• [EXCERPT TO READ]
Shubin had a tough act to follow, coming after Kingsley's great talk. I'm sure it will be good, though — last night I got a tour of his lab, saw the original Tiktaalik specimens and some new ones, and some of his work in progress (which I won't tell you about until it's published), so I'm confident I'm going to have a happy hour.
Darwin pulled together diverse lines of evidence to document his ideas. The different lines all reinforce each other making the argument even stronger, and what we're seeing now is new syntheses, which is the theme of this talk: how do we use different lines of evidence to make a case that is more the sum of its parts.
The questions is the origin of limbs, fins to legs. Fins and legs look very different, with fins having rays and many bones, while legs have few bones in a fixed pattern. Intermediate taxa show us the changes, with transitions with bony core of the limb pattern and fish-like rays. He uses geology and extant fossils to make predictions about where to find intermediates, and paleontology also informs his understanding of developmental processes that build the limb.

(Coordinate annotation records)
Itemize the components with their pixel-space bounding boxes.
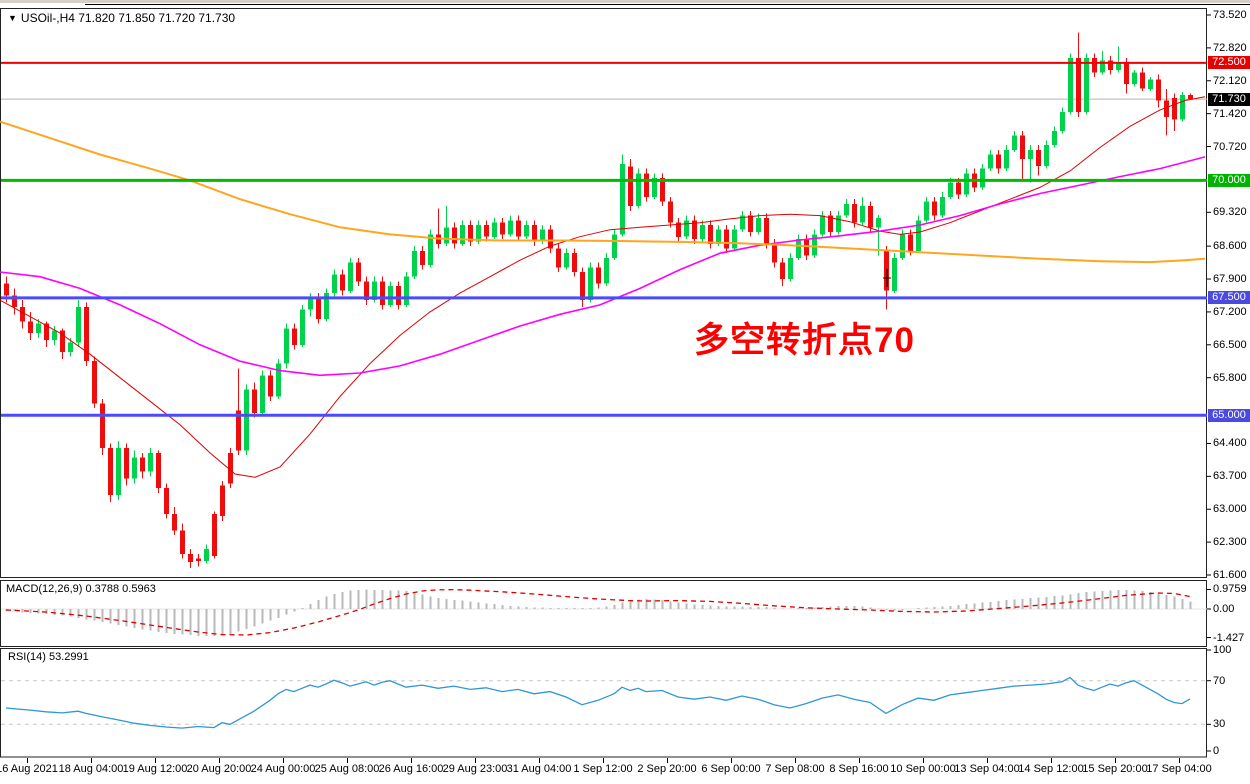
time-axis-label: 20 Aug 20:00 xyxy=(186,763,252,775)
chart-annotation-text[interactable]: 多空转折点70 xyxy=(694,321,915,360)
ma-mid-magenta xyxy=(0,156,1206,377)
price-tick-label: 63.000 xyxy=(1213,503,1247,516)
price-tick-label: 71.420 xyxy=(1213,107,1247,120)
price-tick-label: 72.820 xyxy=(1213,41,1247,54)
time-axis-label: 10 Sep 00:00 xyxy=(890,763,956,775)
rsi-panel[interactable] xyxy=(0,648,1207,758)
time-axis-label: 16 Aug 2021 xyxy=(0,763,58,775)
time-axis-label: 19 Aug 12:00 xyxy=(122,763,188,775)
rsi-tick-label: 30 xyxy=(1213,718,1226,731)
price-tick-label: 73.520 xyxy=(1213,9,1247,21)
candles-layer xyxy=(4,32,1193,568)
macd-tick-label: -1.427 xyxy=(1213,631,1245,644)
time-axis-label: 6 Sep 00:00 xyxy=(701,763,761,775)
price-badge-72.500: 72.500 xyxy=(1208,56,1250,70)
price-tick-label: 70.720 xyxy=(1213,140,1247,153)
cross-marker-icon xyxy=(883,269,891,287)
time-axis-label: 26 Aug 16:00 xyxy=(378,763,444,775)
price-tick-label: 64.400 xyxy=(1213,437,1247,450)
price-tick-label: 69.320 xyxy=(1213,206,1247,219)
price-badge-71.730: 71.730 xyxy=(1208,92,1250,106)
time-axis-label: 31 Aug 04:00 xyxy=(506,763,572,775)
time-axis-label: 24 Aug 00:00 xyxy=(250,763,316,775)
time-axis-label: 25 Aug 08:00 xyxy=(314,763,380,775)
price-tick-label: 67.200 xyxy=(1213,305,1247,318)
price-tick-label: 68.600 xyxy=(1213,240,1247,253)
time-axis-label: 17 Sep 04:00 xyxy=(1146,763,1212,775)
ma-slow-orange xyxy=(0,120,1206,264)
price-tick-label: 62.300 xyxy=(1213,536,1247,549)
macd-tick-label: 0.00 xyxy=(1213,603,1235,615)
time-axis-label: 13 Sep 04:00 xyxy=(954,763,1020,775)
price-badge-65.000: 65.000 xyxy=(1208,408,1250,422)
macd-tick-label: 0.9759 xyxy=(1213,583,1247,596)
macd-panel[interactable] xyxy=(0,580,1207,647)
rsi-tick-label: 100 xyxy=(1213,644,1232,656)
window-top-strip xyxy=(0,0,1250,3)
price-badge-70.000: 70.000 xyxy=(1208,173,1250,187)
time-axis-label: 1 Sep 12:00 xyxy=(573,763,633,775)
main-chart-panel[interactable] xyxy=(0,8,1207,578)
rsi-indicator-label: RSI(14) 53.2991 xyxy=(8,651,89,663)
price-tick-label: 65.800 xyxy=(1213,371,1247,384)
ma-fast-red xyxy=(0,96,1206,478)
time-axis-label: 14 Sep 12:00 xyxy=(1018,763,1084,775)
rsi-tick-label: 70 xyxy=(1213,674,1226,687)
chart-title: ▼ USOil-,H4 71.820 71.850 71.720 71.730 xyxy=(8,12,235,25)
time-axis-label: 7 Sep 08:00 xyxy=(765,763,825,775)
macd-indicator-label: MACD(12,26,9) 0.3788 0.5963 xyxy=(6,583,156,595)
time-axis-label: 8 Sep 16:00 xyxy=(829,763,889,775)
price-tick-label: 72.120 xyxy=(1213,74,1247,87)
time-axis-label: 15 Sep 20:00 xyxy=(1082,763,1148,775)
price-tick-label: 66.500 xyxy=(1213,338,1247,351)
time-axis-label: 2 Sep 20:00 xyxy=(637,763,697,775)
price-tick-label: 67.900 xyxy=(1213,273,1247,286)
rsi-line xyxy=(5,676,1191,729)
chart-title-text: USOil-,H4 71.820 71.850 71.720 71.730 xyxy=(20,11,236,25)
price-tick-label: 63.700 xyxy=(1213,470,1247,483)
symbol-dropdown-icon[interactable]: ▼ xyxy=(8,13,17,23)
time-axis-label: 29 Aug 23:00 xyxy=(442,763,508,775)
rsi-tick-label: 0 xyxy=(1213,745,1220,757)
time-axis-label: 18 Aug 04:00 xyxy=(58,763,124,775)
macd-signal-line xyxy=(5,588,1191,636)
price-tick-label: 61.600 xyxy=(1213,569,1247,581)
price-badge-67.500: 67.500 xyxy=(1208,291,1250,305)
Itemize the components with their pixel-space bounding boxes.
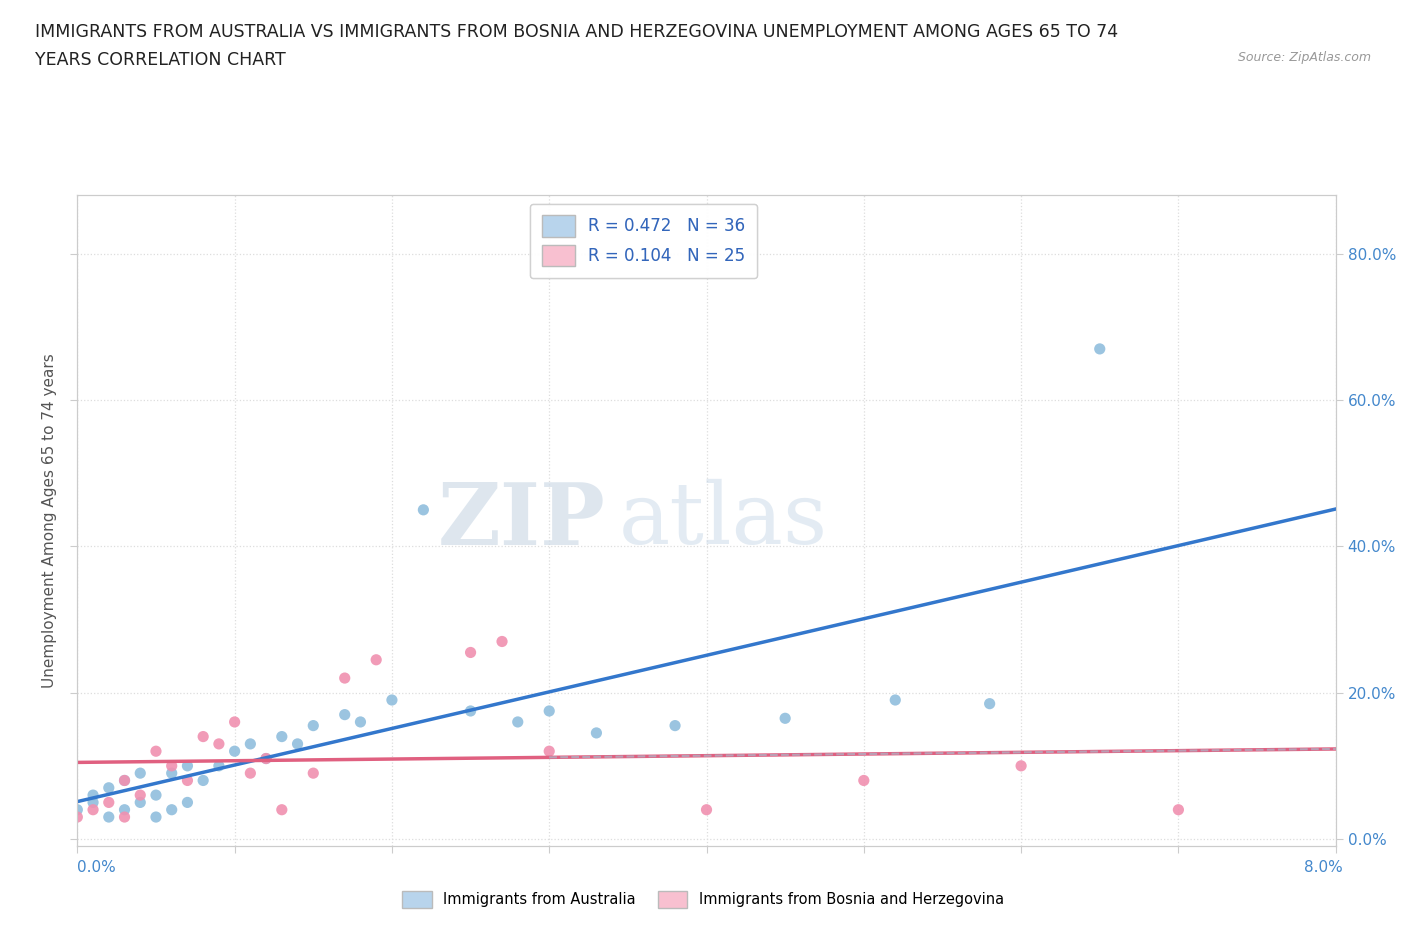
Point [160, 803, 183, 817]
Point [191, 773, 215, 788]
Point [585, 725, 607, 740]
Point [349, 714, 371, 729]
Point [176, 758, 198, 773]
Legend: R = 0.472   N = 36, R = 0.104   N = 25: R = 0.472 N = 36, R = 0.104 N = 25 [530, 204, 758, 278]
Point [1088, 341, 1111, 356]
Point [460, 645, 482, 660]
Point [852, 773, 875, 788]
Point [97, 780, 120, 795]
Point [412, 502, 434, 517]
Point [145, 744, 167, 759]
Point [333, 707, 356, 722]
Point [254, 751, 277, 766]
Point [114, 803, 136, 817]
Point [302, 765, 325, 780]
Point [270, 729, 292, 744]
Point [191, 729, 215, 744]
Text: ZIP: ZIP [439, 479, 606, 563]
Point [239, 765, 262, 780]
Point [208, 758, 231, 773]
Point [176, 795, 198, 810]
Point [66, 810, 89, 825]
Point [884, 693, 907, 708]
Point [97, 795, 120, 810]
Point [538, 703, 561, 718]
Point [664, 718, 686, 733]
Point [491, 634, 513, 649]
Point [979, 697, 1001, 711]
Point [224, 714, 246, 729]
Point [82, 803, 104, 817]
Text: 8.0%: 8.0% [1303, 860, 1343, 875]
Text: YEARS CORRELATION CHART: YEARS CORRELATION CHART [35, 51, 285, 69]
Point [97, 810, 120, 825]
Point [160, 758, 183, 773]
Point [366, 652, 388, 667]
Point [254, 751, 277, 766]
Point [145, 810, 167, 825]
Point [129, 765, 152, 780]
Point [460, 703, 482, 718]
Point [506, 714, 529, 729]
Point [538, 744, 561, 759]
Point [66, 803, 89, 817]
Point [239, 737, 262, 751]
Point [176, 773, 198, 788]
Legend: Immigrants from Australia, Immigrants from Bosnia and Herzegovina: Immigrants from Australia, Immigrants fr… [396, 885, 1010, 913]
Text: atlas: atlas [619, 479, 828, 563]
Y-axis label: Unemployment Among Ages 65 to 74 years: Unemployment Among Ages 65 to 74 years [42, 353, 58, 688]
Point [773, 711, 796, 725]
Text: Source: ZipAtlas.com: Source: ZipAtlas.com [1237, 51, 1371, 64]
Point [287, 737, 309, 751]
Point [114, 773, 136, 788]
Point [82, 788, 104, 803]
Point [145, 788, 167, 803]
Text: 0.0%: 0.0% [77, 860, 117, 875]
Point [129, 795, 152, 810]
Point [82, 795, 104, 810]
Point [224, 744, 246, 759]
Point [381, 693, 404, 708]
Point [208, 737, 231, 751]
Point [696, 803, 718, 817]
Point [1167, 803, 1189, 817]
Point [1010, 758, 1032, 773]
Point [333, 671, 356, 685]
Point [160, 765, 183, 780]
Point [129, 788, 152, 803]
Point [114, 773, 136, 788]
Text: IMMIGRANTS FROM AUSTRALIA VS IMMIGRANTS FROM BOSNIA AND HERZEGOVINA UNEMPLOYMENT: IMMIGRANTS FROM AUSTRALIA VS IMMIGRANTS … [35, 23, 1118, 41]
Point [270, 803, 292, 817]
Point [302, 718, 325, 733]
Point [114, 810, 136, 825]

• [TASKS TO PERFORM]
1. Shorten the paragraph of the talk notes that begins "Darwin pulled together" while keeping its main facts.
2. In the records, change "Point" to "Marker" in the lines from the line with "Point [160, 803, 183, 817]" to the line with "Point [1088, 341, 1111, 356]", leaving everything else the same. Give only those lines.

• [ANSWERS TO THE EXERCISE]
1. Darwin combined diverse lines of evidence to support his ideas, and because they reinforce one another, the argument grows stronger. The talk's theme is the new syntheses now emerging: using different lines of evidence to build a case that is more than the sum of its parts.

2.
Marker [160, 803, 183, 817]
Marker [191, 773, 215, 788]
Marker [585, 725, 607, 740]
Marker [349, 714, 371, 729]
Marker [176, 758, 198, 773]
Legend: R = 0.472   N = 36, R = 0.104   N = 25: R = 0.472 N = 36, R = 0.104 N = 25 [530, 204, 758, 278]
Marker [1088, 341, 1111, 356]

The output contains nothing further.